Exercise goal –
Transcribe every line of the records below with no changes.

<<<<

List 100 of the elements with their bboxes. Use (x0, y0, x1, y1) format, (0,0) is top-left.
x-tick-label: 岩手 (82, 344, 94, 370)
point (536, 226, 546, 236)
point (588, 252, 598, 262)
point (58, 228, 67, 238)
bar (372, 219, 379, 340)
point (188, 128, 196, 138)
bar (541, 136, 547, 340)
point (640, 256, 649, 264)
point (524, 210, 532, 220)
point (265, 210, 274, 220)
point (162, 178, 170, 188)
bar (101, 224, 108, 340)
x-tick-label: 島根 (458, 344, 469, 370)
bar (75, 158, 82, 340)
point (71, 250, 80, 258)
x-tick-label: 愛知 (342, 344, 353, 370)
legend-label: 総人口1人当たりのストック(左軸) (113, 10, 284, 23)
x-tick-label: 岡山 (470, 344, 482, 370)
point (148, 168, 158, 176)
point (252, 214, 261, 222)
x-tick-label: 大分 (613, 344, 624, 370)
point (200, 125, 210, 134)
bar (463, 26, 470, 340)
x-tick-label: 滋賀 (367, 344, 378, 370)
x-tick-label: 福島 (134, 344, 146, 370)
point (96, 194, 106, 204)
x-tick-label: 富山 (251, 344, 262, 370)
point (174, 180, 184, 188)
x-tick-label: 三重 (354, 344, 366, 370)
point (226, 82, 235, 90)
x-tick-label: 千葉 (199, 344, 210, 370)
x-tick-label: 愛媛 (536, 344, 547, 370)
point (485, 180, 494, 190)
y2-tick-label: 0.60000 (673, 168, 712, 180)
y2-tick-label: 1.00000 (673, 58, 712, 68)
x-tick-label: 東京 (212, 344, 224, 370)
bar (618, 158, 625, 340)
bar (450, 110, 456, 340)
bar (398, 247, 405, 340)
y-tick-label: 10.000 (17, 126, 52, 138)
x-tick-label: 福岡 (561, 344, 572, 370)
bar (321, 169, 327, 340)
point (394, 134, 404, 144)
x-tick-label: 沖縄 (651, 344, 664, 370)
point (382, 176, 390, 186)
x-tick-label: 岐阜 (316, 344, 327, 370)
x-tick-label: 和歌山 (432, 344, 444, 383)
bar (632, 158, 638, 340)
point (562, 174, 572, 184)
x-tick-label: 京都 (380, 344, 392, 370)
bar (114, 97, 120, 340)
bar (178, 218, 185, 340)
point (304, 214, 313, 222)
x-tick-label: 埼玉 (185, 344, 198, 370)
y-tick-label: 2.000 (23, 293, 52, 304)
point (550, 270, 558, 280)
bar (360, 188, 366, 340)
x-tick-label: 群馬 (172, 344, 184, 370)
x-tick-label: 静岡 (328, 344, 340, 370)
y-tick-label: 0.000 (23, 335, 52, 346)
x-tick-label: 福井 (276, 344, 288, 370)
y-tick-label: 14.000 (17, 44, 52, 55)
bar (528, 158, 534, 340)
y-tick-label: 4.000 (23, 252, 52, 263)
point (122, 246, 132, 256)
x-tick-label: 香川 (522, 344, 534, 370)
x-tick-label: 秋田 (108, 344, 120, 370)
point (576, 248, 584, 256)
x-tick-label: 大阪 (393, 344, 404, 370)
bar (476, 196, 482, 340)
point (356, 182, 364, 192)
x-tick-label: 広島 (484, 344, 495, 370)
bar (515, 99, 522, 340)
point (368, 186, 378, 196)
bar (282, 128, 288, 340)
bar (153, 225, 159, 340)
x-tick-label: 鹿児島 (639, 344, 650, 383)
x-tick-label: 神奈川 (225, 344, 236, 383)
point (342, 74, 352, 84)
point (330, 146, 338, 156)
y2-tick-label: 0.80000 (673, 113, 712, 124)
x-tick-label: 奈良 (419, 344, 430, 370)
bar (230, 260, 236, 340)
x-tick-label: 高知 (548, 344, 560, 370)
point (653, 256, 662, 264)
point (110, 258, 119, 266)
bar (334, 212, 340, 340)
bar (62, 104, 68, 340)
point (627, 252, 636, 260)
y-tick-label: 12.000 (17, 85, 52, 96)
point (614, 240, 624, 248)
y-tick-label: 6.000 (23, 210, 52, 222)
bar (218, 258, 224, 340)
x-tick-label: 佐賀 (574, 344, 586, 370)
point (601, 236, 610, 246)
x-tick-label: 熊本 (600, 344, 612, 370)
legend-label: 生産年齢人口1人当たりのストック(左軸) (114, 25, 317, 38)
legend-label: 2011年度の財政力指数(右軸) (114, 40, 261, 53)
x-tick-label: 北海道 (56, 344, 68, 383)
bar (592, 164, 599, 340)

>>>>

Response to the task –
List 100 of the elements with their bboxes. Use (x0, y0, x1, y1) format, (0,0) is top-left.
x-tick-label: 岩手 (82, 344, 94, 370)
point (536, 226, 546, 236)
point (588, 252, 598, 262)
point (58, 228, 67, 238)
bar (372, 219, 379, 340)
point (188, 128, 196, 138)
bar (541, 136, 547, 340)
point (640, 256, 649, 264)
point (524, 210, 532, 220)
point (265, 210, 274, 220)
point (162, 178, 170, 188)
bar (101, 224, 108, 340)
x-tick-label: 島根 (458, 344, 469, 370)
bar (75, 158, 82, 340)
point (71, 250, 80, 258)
x-tick-label: 愛知 (342, 344, 353, 370)
legend-label: 総人口1人当たりのストック(左軸) (113, 10, 284, 23)
x-tick-label: 岡山 (470, 344, 482, 370)
point (148, 168, 158, 176)
point (252, 214, 261, 222)
x-tick-label: 大分 (613, 344, 624, 370)
point (200, 125, 210, 134)
bar (463, 26, 470, 340)
x-tick-label: 滋賀 (367, 344, 378, 370)
x-tick-label: 福島 (134, 344, 146, 370)
point (96, 194, 106, 204)
x-tick-label: 富山 (251, 344, 262, 370)
point (174, 180, 184, 188)
x-tick-label: 三重 (354, 344, 366, 370)
point (226, 82, 235, 90)
x-tick-label: 千葉 (199, 344, 210, 370)
x-tick-label: 愛媛 (536, 344, 547, 370)
point (485, 180, 494, 190)
y2-tick-label: 0.60000 (673, 168, 712, 180)
y2-tick-label: 1.00000 (673, 58, 712, 68)
x-tick-label: 東京 (212, 344, 224, 370)
bar (618, 158, 625, 340)
bar (450, 110, 456, 340)
bar (398, 247, 405, 340)
y-tick-label: 10.000 (17, 126, 52, 138)
x-tick-label: 福岡 (561, 344, 572, 370)
bar (321, 169, 327, 340)
point (394, 134, 404, 144)
x-tick-label: 沖縄 (651, 344, 664, 370)
point (382, 176, 390, 186)
x-tick-label: 岐阜 (316, 344, 327, 370)
x-tick-label: 和歌山 (432, 344, 444, 383)
bar (632, 158, 638, 340)
point (562, 174, 572, 184)
x-tick-label: 京都 (380, 344, 392, 370)
bar (114, 97, 120, 340)
bar (178, 218, 185, 340)
point (304, 214, 313, 222)
x-tick-label: 埼玉 (185, 344, 198, 370)
y-tick-label: 2.000 (23, 293, 52, 304)
point (550, 270, 558, 280)
bar (360, 188, 366, 340)
x-tick-label: 群馬 (172, 344, 184, 370)
x-tick-label: 静岡 (328, 344, 340, 370)
y-tick-label: 0.000 (23, 335, 52, 346)
x-tick-label: 福井 (276, 344, 288, 370)
y-tick-label: 14.000 (17, 44, 52, 55)
bar (528, 158, 534, 340)
y-tick-label: 4.000 (23, 252, 52, 263)
point (122, 246, 132, 256)
x-tick-label: 香川 (522, 344, 534, 370)
x-tick-label: 秋田 (108, 344, 120, 370)
point (576, 248, 584, 256)
x-tick-label: 大阪 (393, 344, 404, 370)
bar (476, 196, 482, 340)
point (356, 182, 364, 192)
x-tick-label: 広島 (484, 344, 495, 370)
bar (515, 99, 522, 340)
point (368, 186, 378, 196)
bar (282, 128, 288, 340)
bar (153, 225, 159, 340)
x-tick-label: 鹿児島 (639, 344, 650, 383)
x-tick-label: 神奈川 (225, 344, 236, 383)
point (342, 74, 352, 84)
point (330, 146, 338, 156)
y2-tick-label: 0.80000 (673, 113, 712, 124)
x-tick-label: 奈良 (419, 344, 430, 370)
bar (230, 260, 236, 340)
x-tick-label: 高知 (548, 344, 560, 370)
point (653, 256, 662, 264)
point (110, 258, 119, 266)
bar (334, 212, 340, 340)
bar (62, 104, 68, 340)
point (627, 252, 636, 260)
y-tick-label: 12.000 (17, 85, 52, 96)
point (614, 240, 624, 248)
y-tick-label: 6.000 (23, 210, 52, 222)
bar (218, 258, 224, 340)
x-tick-label: 佐賀 (574, 344, 586, 370)
point (601, 236, 610, 246)
x-tick-label: 熊本 (600, 344, 612, 370)
legend-label: 生産年齢人口1人当たりのストック(左軸) (114, 25, 317, 38)
legend-label: 2011年度の財政力指数(右軸) (114, 40, 261, 53)
x-tick-label: 北海道 (56, 344, 68, 383)
bar (592, 164, 599, 340)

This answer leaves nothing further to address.